● **DIRECTIONS**
Check each line below for the word "either", and copy those that have it.

● **THE DATA**
▶

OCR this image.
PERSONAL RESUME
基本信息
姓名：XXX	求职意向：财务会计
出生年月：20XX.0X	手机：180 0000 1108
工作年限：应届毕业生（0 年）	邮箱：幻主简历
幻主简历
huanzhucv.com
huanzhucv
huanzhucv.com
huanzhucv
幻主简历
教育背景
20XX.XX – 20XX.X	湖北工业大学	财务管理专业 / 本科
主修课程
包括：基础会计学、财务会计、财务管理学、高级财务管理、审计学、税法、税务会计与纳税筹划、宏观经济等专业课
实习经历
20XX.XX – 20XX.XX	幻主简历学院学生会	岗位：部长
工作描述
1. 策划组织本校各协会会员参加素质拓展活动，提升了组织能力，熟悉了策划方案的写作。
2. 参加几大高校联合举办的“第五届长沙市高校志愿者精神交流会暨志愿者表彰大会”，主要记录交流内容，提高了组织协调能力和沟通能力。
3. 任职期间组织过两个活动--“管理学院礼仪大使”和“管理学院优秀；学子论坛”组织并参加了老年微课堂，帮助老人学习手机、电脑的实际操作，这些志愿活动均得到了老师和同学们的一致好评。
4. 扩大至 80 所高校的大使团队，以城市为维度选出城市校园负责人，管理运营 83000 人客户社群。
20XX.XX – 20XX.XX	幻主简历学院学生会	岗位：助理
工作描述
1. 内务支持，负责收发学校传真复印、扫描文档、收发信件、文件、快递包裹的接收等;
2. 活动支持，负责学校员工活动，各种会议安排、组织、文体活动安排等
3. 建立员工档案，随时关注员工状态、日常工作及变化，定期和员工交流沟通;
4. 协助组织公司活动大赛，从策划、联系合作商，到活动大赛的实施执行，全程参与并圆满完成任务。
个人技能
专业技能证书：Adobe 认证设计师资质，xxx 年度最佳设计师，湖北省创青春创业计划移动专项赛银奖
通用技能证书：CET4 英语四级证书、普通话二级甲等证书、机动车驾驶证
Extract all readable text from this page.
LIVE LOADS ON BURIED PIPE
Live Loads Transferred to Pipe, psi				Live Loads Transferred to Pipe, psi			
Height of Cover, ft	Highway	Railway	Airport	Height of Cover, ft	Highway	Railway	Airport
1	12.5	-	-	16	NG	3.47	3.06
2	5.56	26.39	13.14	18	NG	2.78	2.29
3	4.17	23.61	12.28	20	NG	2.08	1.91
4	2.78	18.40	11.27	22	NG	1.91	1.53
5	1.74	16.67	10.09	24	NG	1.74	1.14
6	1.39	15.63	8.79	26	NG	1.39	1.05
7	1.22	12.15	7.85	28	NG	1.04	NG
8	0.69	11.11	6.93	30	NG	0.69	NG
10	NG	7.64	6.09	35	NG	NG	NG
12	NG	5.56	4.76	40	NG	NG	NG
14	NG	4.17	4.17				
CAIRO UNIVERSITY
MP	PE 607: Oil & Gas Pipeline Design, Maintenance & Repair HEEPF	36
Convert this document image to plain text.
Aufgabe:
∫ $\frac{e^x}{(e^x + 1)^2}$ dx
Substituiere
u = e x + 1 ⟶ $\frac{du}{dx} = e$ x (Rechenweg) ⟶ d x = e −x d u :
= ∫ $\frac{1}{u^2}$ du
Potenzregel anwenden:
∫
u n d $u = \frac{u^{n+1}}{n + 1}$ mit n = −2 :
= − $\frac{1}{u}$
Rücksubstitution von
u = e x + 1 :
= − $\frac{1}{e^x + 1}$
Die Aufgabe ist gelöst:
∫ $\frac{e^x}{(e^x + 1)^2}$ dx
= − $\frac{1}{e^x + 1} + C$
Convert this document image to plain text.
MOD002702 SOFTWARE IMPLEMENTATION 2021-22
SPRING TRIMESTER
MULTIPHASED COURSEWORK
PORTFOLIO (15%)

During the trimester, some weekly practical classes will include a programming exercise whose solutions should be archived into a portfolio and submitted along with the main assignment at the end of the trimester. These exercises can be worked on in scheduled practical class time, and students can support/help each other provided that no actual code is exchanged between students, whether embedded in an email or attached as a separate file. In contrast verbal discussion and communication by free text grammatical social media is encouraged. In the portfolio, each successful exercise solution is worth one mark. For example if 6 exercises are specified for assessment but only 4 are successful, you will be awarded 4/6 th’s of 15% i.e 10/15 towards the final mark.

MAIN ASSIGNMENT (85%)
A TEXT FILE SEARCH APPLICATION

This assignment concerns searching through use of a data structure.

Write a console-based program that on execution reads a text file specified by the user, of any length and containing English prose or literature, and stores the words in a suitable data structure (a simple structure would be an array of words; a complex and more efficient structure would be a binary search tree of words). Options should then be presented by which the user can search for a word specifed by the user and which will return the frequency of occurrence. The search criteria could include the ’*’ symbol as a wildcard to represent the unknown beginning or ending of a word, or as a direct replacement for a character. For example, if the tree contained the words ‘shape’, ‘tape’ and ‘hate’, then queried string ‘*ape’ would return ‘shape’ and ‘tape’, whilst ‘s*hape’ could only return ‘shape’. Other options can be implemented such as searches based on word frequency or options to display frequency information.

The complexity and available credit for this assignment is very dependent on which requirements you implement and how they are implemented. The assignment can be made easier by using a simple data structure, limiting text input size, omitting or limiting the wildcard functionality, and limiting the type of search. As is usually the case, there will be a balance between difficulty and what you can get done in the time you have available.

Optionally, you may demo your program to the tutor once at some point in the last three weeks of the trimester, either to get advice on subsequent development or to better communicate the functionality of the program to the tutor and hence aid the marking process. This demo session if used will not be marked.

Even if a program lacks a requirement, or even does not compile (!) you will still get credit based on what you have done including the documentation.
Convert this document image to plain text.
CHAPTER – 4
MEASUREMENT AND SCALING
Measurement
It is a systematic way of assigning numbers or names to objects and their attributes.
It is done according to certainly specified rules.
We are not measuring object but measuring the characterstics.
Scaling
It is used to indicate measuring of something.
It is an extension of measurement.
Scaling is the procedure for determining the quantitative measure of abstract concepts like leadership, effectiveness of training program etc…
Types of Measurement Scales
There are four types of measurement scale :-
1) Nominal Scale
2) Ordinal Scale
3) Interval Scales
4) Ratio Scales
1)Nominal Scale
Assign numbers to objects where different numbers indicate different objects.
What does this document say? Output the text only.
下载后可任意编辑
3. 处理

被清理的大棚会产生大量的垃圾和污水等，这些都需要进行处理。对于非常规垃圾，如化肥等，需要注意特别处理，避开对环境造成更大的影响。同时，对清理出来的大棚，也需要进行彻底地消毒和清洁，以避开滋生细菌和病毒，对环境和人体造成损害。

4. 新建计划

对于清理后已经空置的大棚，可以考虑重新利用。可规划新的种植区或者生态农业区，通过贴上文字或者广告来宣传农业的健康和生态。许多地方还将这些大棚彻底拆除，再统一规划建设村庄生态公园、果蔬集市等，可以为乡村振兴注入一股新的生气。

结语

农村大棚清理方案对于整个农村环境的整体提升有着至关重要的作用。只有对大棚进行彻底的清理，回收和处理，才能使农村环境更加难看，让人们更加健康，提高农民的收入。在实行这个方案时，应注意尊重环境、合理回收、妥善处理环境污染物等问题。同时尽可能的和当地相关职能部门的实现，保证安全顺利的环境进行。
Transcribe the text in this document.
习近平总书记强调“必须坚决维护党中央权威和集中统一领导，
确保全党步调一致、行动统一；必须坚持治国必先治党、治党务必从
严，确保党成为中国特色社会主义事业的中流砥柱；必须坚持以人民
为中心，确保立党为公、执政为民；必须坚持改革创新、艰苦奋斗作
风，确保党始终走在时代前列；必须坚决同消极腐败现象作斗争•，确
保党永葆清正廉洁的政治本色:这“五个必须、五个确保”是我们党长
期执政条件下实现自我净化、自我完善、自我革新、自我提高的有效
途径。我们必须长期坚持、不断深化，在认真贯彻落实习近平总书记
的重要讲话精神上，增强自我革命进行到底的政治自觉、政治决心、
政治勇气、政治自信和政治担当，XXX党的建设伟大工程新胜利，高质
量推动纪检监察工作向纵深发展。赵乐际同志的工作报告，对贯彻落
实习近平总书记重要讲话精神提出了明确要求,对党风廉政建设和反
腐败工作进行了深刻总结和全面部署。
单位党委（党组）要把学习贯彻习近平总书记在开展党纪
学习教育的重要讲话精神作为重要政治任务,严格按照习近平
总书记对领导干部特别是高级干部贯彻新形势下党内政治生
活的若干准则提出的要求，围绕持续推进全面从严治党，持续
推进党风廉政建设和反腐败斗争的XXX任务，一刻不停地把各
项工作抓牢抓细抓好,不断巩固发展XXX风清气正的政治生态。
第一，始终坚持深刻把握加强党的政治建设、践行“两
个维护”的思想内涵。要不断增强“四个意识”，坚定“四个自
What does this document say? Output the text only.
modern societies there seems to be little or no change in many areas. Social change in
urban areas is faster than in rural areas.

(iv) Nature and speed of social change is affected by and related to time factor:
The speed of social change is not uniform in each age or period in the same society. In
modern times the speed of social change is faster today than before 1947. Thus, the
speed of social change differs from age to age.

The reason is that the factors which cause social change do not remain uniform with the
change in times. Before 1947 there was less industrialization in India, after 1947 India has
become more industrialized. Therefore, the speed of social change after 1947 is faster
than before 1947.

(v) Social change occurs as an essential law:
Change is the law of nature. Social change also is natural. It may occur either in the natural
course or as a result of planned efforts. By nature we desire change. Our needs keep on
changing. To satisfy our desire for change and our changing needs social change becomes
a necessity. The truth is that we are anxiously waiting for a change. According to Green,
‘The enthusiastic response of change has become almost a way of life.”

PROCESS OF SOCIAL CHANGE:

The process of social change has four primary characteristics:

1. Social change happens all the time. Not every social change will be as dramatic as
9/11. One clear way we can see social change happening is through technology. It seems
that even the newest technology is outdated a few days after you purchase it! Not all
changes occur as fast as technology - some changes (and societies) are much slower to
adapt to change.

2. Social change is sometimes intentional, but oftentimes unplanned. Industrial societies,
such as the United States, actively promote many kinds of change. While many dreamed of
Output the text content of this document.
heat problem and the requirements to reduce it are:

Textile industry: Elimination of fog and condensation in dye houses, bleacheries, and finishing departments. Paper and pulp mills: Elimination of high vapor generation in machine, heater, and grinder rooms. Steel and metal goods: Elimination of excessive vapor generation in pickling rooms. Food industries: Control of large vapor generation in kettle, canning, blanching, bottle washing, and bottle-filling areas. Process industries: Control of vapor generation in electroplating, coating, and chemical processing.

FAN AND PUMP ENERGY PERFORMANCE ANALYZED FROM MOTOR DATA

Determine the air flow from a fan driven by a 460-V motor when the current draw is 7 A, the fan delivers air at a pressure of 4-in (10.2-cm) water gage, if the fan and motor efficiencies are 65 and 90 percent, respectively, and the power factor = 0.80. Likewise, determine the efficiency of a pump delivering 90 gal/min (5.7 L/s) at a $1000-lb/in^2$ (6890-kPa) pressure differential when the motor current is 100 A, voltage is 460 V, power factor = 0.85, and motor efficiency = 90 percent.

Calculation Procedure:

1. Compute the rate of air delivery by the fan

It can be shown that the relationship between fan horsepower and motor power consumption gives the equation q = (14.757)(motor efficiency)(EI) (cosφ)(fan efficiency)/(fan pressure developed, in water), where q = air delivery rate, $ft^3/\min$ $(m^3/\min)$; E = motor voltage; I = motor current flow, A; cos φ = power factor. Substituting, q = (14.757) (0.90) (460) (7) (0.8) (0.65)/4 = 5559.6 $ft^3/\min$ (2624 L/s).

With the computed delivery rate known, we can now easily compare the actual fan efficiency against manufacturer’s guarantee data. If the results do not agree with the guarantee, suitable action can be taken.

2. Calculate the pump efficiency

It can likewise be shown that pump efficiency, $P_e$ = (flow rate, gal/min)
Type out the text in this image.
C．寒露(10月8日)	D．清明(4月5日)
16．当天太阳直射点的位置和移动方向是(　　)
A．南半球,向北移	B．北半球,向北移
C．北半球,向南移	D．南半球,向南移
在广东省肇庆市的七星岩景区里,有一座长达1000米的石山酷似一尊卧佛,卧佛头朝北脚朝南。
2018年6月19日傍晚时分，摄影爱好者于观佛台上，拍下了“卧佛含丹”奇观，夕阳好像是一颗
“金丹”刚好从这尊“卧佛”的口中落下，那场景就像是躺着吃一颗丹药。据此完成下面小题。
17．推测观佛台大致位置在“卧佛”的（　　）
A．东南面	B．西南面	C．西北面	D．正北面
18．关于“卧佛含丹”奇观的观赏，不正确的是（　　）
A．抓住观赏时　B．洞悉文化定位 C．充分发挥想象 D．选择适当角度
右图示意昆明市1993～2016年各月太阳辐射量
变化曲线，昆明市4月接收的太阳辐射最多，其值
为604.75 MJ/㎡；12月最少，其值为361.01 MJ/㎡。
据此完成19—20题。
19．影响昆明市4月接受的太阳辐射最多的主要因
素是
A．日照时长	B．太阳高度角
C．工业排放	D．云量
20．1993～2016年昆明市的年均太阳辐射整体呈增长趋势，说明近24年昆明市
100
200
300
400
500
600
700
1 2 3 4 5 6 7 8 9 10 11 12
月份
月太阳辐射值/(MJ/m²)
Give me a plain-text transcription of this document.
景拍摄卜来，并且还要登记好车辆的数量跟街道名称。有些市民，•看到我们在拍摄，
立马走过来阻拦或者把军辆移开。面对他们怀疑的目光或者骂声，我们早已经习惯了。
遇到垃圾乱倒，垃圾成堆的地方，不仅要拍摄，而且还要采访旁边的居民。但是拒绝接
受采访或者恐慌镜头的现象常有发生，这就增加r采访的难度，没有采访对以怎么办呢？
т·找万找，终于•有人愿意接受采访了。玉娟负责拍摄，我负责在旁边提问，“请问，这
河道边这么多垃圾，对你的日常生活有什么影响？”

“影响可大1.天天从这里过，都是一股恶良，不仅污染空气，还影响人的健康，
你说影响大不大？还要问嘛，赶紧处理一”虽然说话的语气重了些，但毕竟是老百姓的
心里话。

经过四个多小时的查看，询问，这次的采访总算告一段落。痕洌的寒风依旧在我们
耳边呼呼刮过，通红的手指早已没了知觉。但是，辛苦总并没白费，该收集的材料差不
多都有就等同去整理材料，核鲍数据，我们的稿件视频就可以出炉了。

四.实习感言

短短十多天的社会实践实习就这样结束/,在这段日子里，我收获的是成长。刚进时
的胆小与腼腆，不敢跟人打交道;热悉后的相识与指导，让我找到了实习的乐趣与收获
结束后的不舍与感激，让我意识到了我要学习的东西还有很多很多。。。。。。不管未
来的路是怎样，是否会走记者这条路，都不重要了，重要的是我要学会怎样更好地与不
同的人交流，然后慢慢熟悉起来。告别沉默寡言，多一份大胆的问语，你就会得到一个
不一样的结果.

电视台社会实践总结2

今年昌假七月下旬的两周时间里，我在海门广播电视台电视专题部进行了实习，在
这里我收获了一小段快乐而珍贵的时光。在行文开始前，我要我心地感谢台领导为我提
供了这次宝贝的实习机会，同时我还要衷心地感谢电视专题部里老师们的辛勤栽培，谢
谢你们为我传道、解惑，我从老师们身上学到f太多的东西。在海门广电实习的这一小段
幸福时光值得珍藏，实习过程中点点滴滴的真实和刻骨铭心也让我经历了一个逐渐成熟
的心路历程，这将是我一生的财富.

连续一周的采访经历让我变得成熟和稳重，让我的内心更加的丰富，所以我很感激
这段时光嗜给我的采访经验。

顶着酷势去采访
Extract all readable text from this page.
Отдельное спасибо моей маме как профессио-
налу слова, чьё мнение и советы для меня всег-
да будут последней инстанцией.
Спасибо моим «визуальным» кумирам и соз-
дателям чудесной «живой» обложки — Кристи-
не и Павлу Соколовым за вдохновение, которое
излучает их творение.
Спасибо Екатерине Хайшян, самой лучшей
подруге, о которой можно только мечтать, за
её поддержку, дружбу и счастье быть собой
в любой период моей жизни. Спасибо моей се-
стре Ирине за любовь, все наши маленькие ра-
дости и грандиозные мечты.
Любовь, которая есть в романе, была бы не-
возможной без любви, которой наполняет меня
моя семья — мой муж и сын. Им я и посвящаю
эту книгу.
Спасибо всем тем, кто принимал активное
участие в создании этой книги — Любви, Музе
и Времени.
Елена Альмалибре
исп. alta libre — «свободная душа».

◀

● **RESPONSE FOR THIS EXERCISE**
Optionally, you may demo your program to the tutor once at some point in the last three weeks of the trimester, either to get advice on subsequent development or to better communicate the functionality of the program to the tutor and hence aid the marking process. This demo session if used will not be marked.
Change is the law of nature. Social change also is natural. It may occur either in the natural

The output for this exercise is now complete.